What to do:
Give all of the lines again, with nothing added or dropped.

Task material:

* begin *

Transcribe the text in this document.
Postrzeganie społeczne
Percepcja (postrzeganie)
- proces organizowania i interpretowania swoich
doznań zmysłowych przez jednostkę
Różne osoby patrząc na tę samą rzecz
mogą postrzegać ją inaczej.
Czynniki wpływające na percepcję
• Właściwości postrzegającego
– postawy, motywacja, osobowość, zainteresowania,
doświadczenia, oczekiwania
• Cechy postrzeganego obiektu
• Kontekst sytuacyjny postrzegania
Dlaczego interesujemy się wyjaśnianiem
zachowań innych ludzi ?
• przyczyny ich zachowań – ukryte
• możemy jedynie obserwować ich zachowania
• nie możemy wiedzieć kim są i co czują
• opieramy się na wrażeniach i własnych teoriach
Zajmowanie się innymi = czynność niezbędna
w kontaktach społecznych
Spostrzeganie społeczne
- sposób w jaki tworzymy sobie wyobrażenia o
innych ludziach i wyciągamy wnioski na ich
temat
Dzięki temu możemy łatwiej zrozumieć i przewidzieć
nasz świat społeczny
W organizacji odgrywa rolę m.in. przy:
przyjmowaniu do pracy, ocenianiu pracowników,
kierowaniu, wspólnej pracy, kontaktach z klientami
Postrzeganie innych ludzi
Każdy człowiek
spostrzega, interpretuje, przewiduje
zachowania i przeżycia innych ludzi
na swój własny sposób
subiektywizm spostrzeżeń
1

* end *

Written reply:
Transcribe the text in this document.
Postrzeganie społeczne
Percepcja (postrzeganie)
- proces organizowania i interpretowania swoich
doznań zmysłowych przez jednostkę
Różne osoby patrząc na tę samą rzecz
mogą postrzegać ją inaczej.
Czynniki wpływające na percepcję
• Właściwości postrzegającego
– postawy, motywacja, osobowość, zainteresowania,
doświadczenia, oczekiwania
• Cechy postrzeganego obiektu
• Kontekst sytuacyjny postrzegania
Dlaczego interesujemy się wyjaśnianiem
zachowań innych ludzi ?
• przyczyny ich zachowań – ukryte
• możemy jedynie obserwować ich zachowania
• nie możemy wiedzieć kim są i co czują
• opieramy się na wrażeniach i własnych teoriach
Zajmowanie się innymi = czynność niezbędna
w kontaktach społecznych
Spostrzeganie społeczne
- sposób w jaki tworzymy sobie wyobrażenia o
innych ludziach i wyciągamy wnioski na ich
temat
Dzięki temu możemy łatwiej zrozumieć i przewidzieć
nasz świat społeczny
W organizacji odgrywa rolę m.in. przy:
przyjmowaniu do pracy, ocenianiu pracowników,
kierowaniu, wspólnej pracy, kontaktach z klientami
Postrzeganie innych ludzi
Każdy człowiek
spostrzega, interpretuje, przewiduje
zachowania i przeżycia innych ludzi
na swój własny sposób
subiektywizm spostrzeżeń
1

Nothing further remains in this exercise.